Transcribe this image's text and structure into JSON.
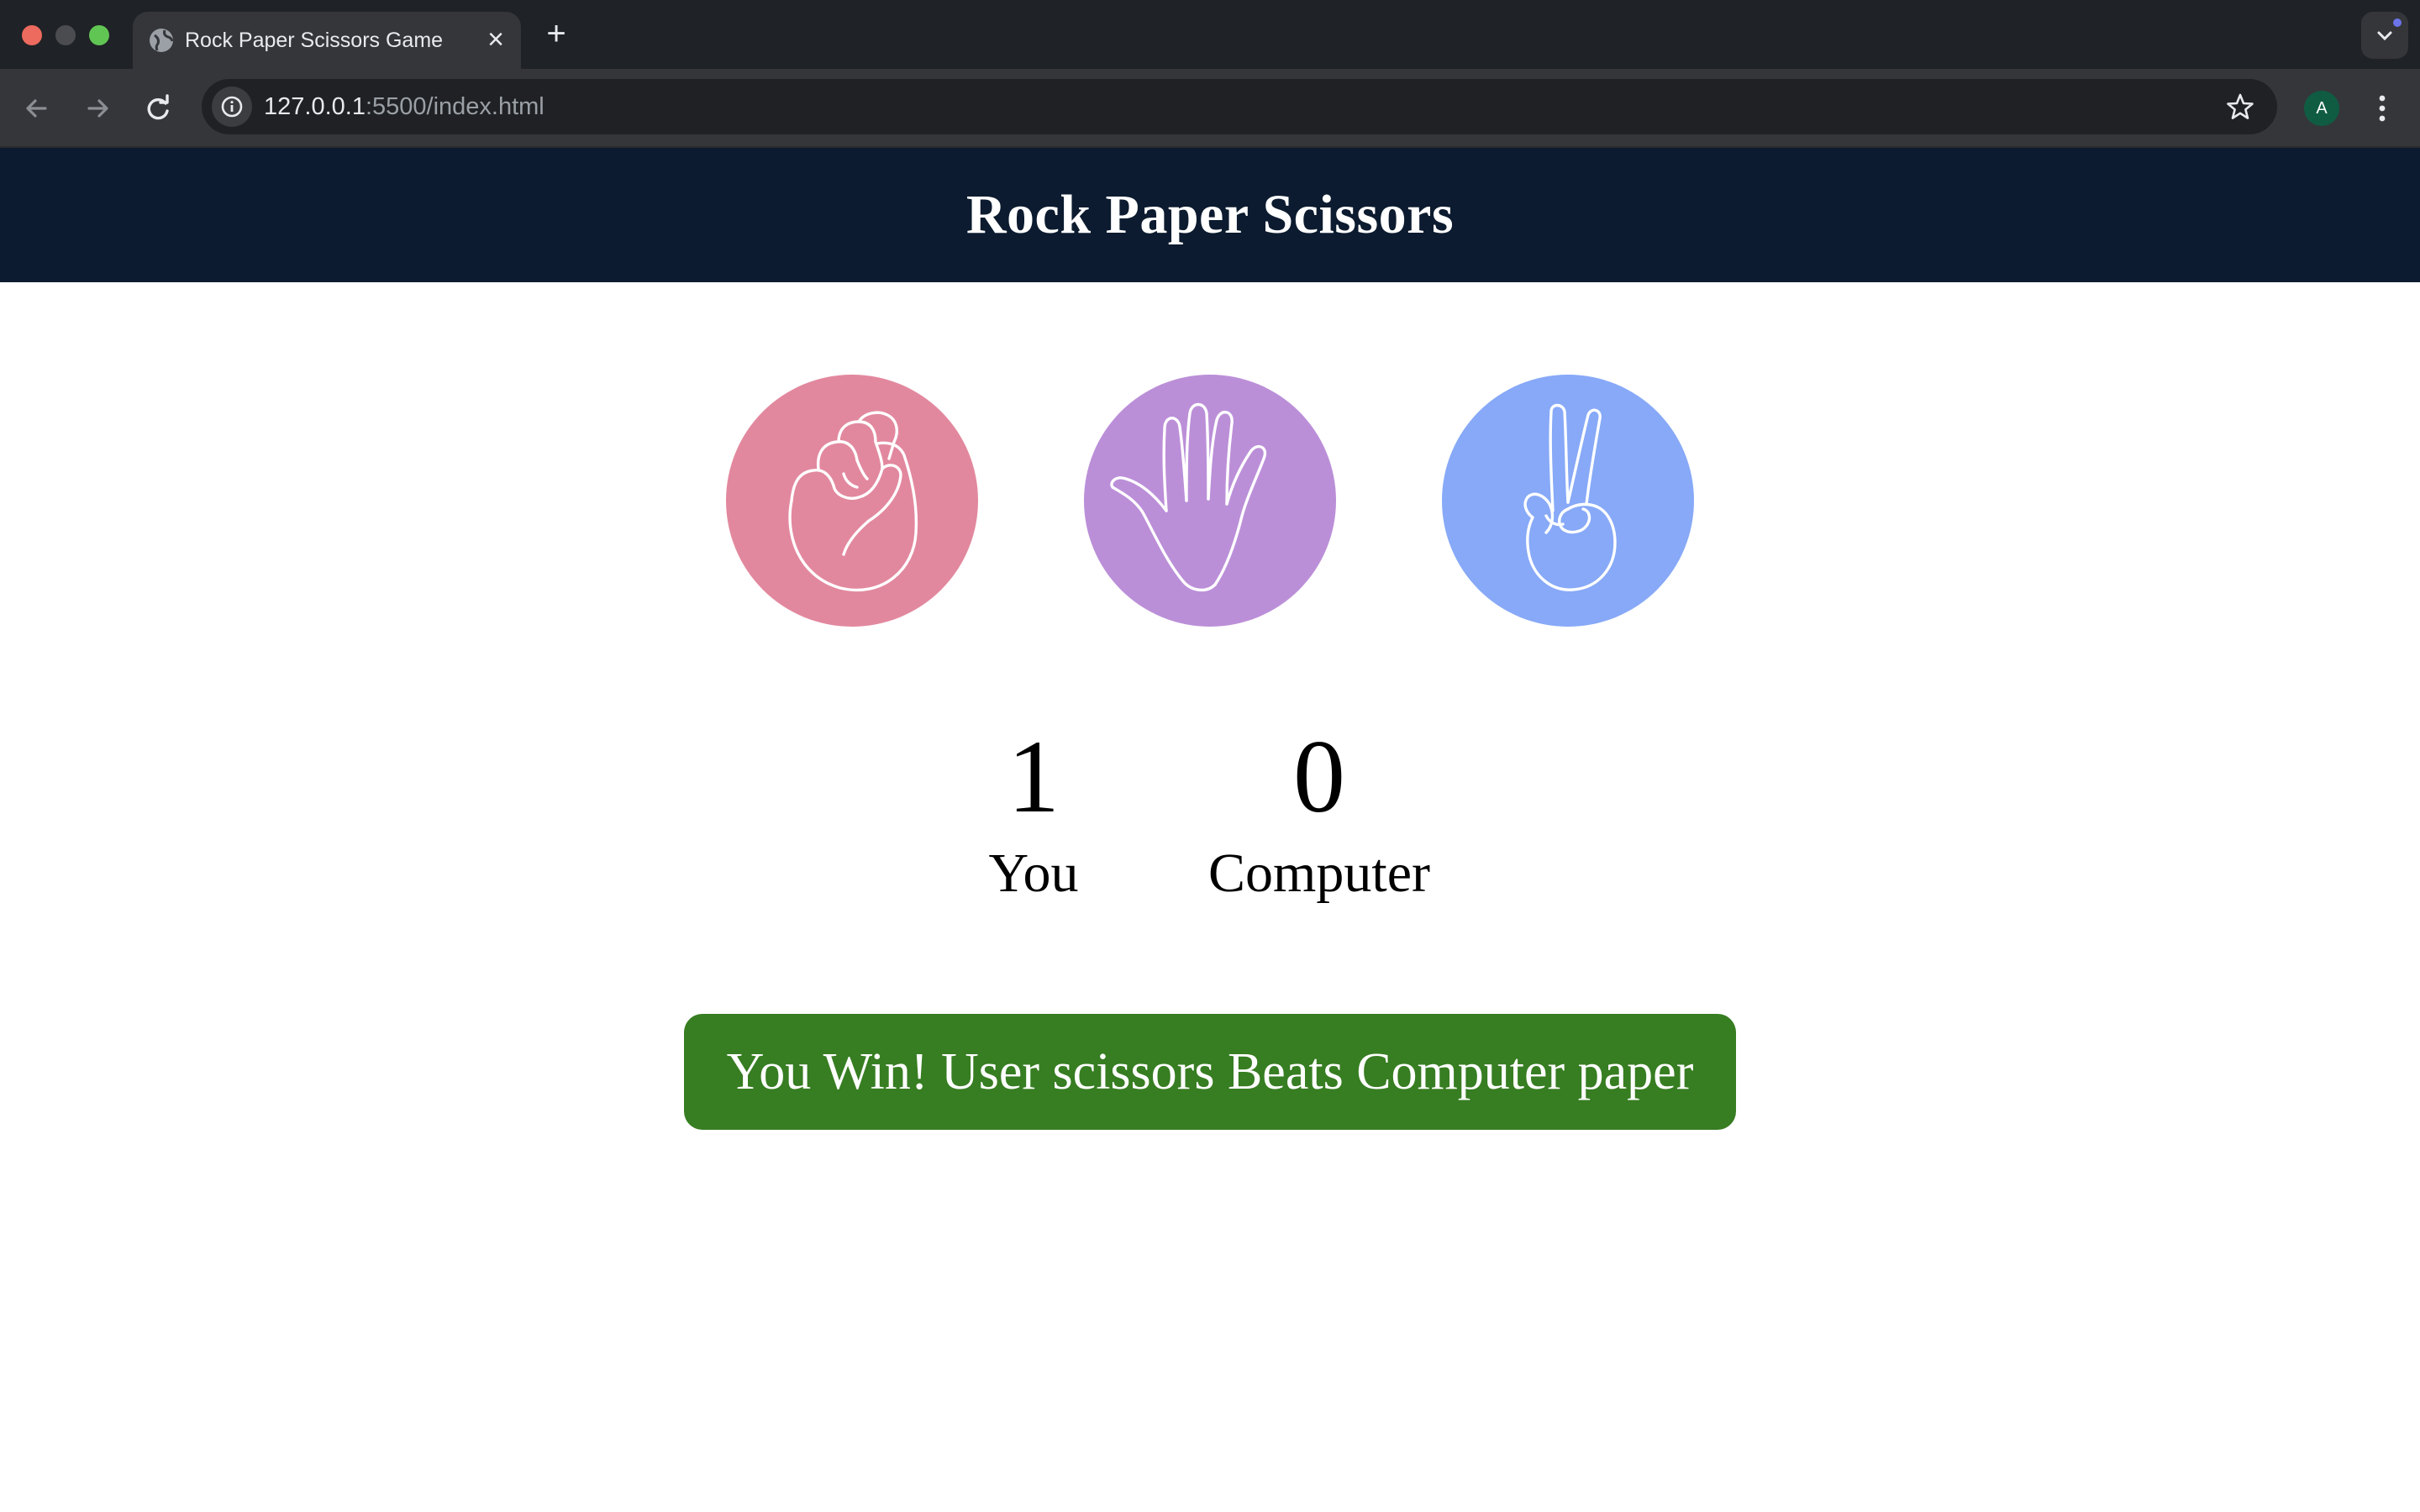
{
  "browser": {
    "tab_title": "Rock Paper Scissors Game",
    "url_host": "127.0.0.1",
    "url_path": ":5500/index.html",
    "profile_initial": "A"
  },
  "page": {
    "title": "Rock Paper Scissors",
    "choices": [
      {
        "name": "rock",
        "color": "#e2889e",
        "icon": "fist-icon"
      },
      {
        "name": "paper",
        "color": "#bb8fd8",
        "icon": "open-hand-icon"
      },
      {
        "name": "scissors",
        "color": "#87a9f7",
        "icon": "peace-hand-icon"
      }
    ],
    "score": {
      "user_score": "1",
      "user_label": "You",
      "computer_score": "0",
      "computer_label": "Computer"
    },
    "result": {
      "message": "You Win! User scissors Beats Computer paper",
      "color": "#377d22"
    }
  }
}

================

* _Aim of the exercise_:
Above are the records; reproduce them exactly and leave out the pictures.

* _Answer in full_:
Transcribe this image's text and structure into JSON.
{
  "browser": {
    "tab_title": "Rock Paper Scissors Game",
    "url_host": "127.0.0.1",
    "url_path": ":5500/index.html",
    "profile_initial": "A"
  },
  "page": {
    "title": "Rock Paper Scissors",
    "choices": [
      {
        "name": "rock",
        "color": "#e2889e",
        "icon": "fist-icon"
      },
      {
        "name": "paper",
        "color": "#bb8fd8",
        "icon": "open-hand-icon"
      },
      {
        "name": "scissors",
        "color": "#87a9f7",
        "icon": "peace-hand-icon"
      }
    ],
    "score": {
      "user_score": "1",
      "user_label": "You",
      "computer_score": "0",
      "computer_label": "Computer"
    },
    "result": {
      "message": "You Win! User scissors Beats Computer paper",
      "color": "#377d22"
    }
  }
}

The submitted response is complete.